◆ **Problem description**:
Send back all the data below, exactly as given.
— start —
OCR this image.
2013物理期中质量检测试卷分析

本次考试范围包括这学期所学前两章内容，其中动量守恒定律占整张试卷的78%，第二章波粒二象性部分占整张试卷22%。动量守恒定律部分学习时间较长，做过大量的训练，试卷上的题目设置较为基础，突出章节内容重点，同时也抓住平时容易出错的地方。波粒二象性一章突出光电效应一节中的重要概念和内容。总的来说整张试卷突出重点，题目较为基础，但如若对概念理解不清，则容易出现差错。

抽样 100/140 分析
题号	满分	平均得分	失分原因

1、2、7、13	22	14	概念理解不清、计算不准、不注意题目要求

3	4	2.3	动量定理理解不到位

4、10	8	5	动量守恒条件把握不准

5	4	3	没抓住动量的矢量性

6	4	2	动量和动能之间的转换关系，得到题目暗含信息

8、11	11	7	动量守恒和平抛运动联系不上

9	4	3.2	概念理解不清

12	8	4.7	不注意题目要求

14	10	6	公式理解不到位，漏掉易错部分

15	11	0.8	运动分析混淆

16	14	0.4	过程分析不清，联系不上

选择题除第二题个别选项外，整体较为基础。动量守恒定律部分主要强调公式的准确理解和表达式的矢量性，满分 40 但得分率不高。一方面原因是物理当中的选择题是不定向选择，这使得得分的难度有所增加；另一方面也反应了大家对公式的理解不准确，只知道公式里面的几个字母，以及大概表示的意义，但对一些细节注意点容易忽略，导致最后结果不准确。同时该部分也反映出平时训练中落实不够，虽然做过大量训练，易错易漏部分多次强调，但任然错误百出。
— end —
◆ **Problem solution**:
OCR this image.
2013物理期中质量检测试卷分析

本次考试范围包括这学期所学前两章内容，其中动量守恒定律占整张试卷的78%，第二章波粒二象性部分占整张试卷22%。动量守恒定律部分学习时间较长，做过大量的训练，试卷上的题目设置较为基础，突出章节内容重点，同时也抓住平时容易出错的地方。波粒二象性一章突出光电效应一节中的重要概念和内容。总的来说整张试卷突出重点，题目较为基础，但如若对概念理解不清，则容易出现差错。

抽样 100/140 分析
题号	满分	平均得分	失分原因

1、2、7、13	22	14	概念理解不清、计算不准、不注意题目要求

3	4	2.3	动量定理理解不到位

4、10	8	5	动量守恒条件把握不准

5	4	3	没抓住动量的矢量性

6	4	2	动量和动能之间的转换关系，得到题目暗含信息

8、11	11	7	动量守恒和平抛运动联系不上

9	4	3.2	概念理解不清

12	8	4.7	不注意题目要求

14	10	6	公式理解不到位，漏掉易错部分

15	11	0.8	运动分析混淆

16	14	0.4	过程分析不清，联系不上

选择题除第二题个别选项外，整体较为基础。动量守恒定律部分主要强调公式的准确理解和表达式的矢量性，满分 40 但得分率不高。一方面原因是物理当中的选择题是不定向选择，这使得得分的难度有所增加；另一方面也反应了大家对公式的理解不准确，只知道公式里面的几个字母，以及大概表示的意义，但对一些细节注意点容易忽略，导致最后结果不准确。同时该部分也反映出平时训练中落实不够，虽然做过大量训练，易错易漏部分多次强调，但任然错误百出。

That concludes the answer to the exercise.